Stored data entries =
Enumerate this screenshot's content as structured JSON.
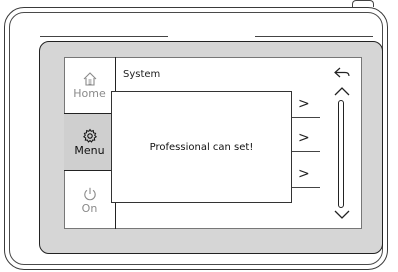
{
  "sidebar": {
    "home_label": "Home",
    "menu_label": "Menu",
    "on_label": "On",
    "icons": {
      "home": "home-icon",
      "menu": "gear-icon",
      "on": "power-icon"
    }
  },
  "screen": {
    "title": "System",
    "rows": [
      {
        "chevron": ">"
      },
      {
        "chevron": ">"
      },
      {
        "chevron": ">"
      }
    ],
    "back_icon": "back-arrow-icon",
    "scroll_up_icon": "chevron-up-icon",
    "scroll_down_icon": "chevron-down-icon"
  },
  "modal": {
    "message": "Professional can set!"
  }
}
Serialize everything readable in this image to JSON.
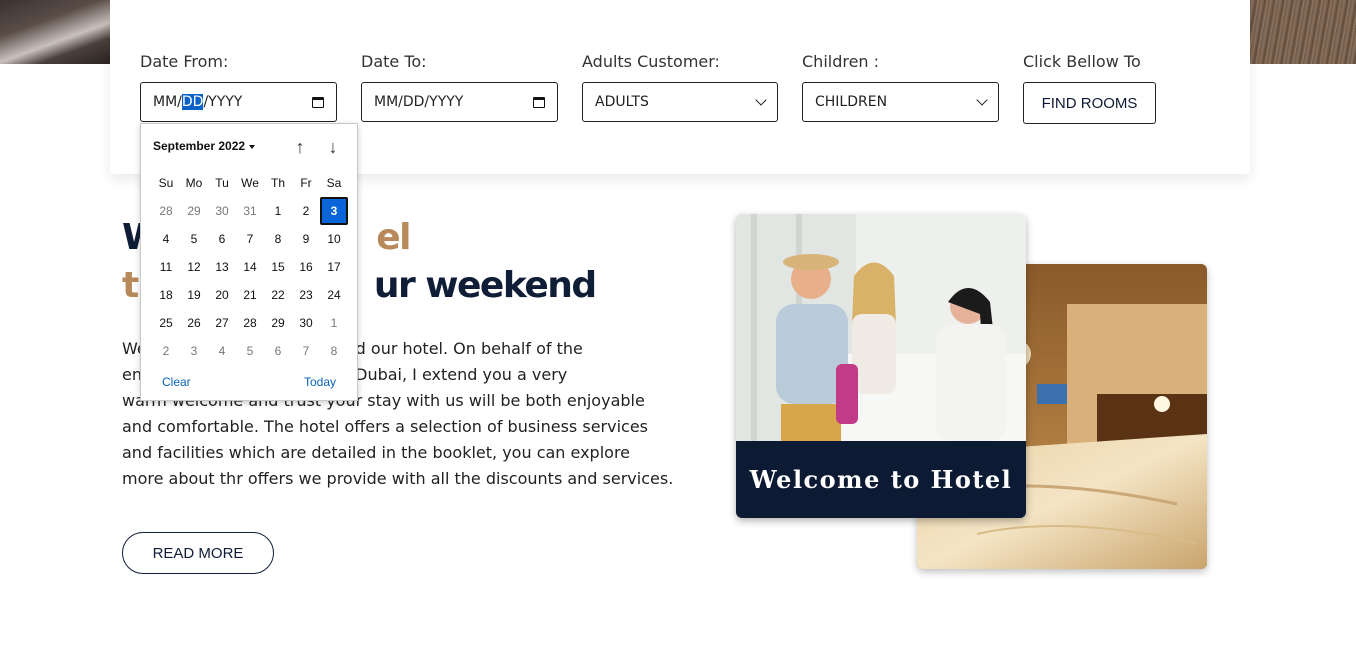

STATED GOAL = All entries must be written out again exactly as given, with no pictures in the copy.

OUTPUT FOR THIS TASK =
Enumerate this screenshot's content as structured JSON.
{
  "sidebar": {
    "home_label": "Home",
    "menu_label": "Menu",
    "on_label": "On",
    "icons": {
      "home": "home-icon",
      "menu": "gear-icon",
      "on": "power-icon"
    }
  },
  "screen": {
    "title": "System",
    "rows": [
      {
        "chevron": ">"
      },
      {
        "chevron": ">"
      },
      {
        "chevron": ">"
      }
    ],
    "back_icon": "back-arrow-icon",
    "scroll_up_icon": "chevron-up-icon",
    "scroll_down_icon": "chevron-down-icon"
  },
  "modal": {
    "message": "Professional can set!"
  }
}
Serialize everything readable in this image to JSON.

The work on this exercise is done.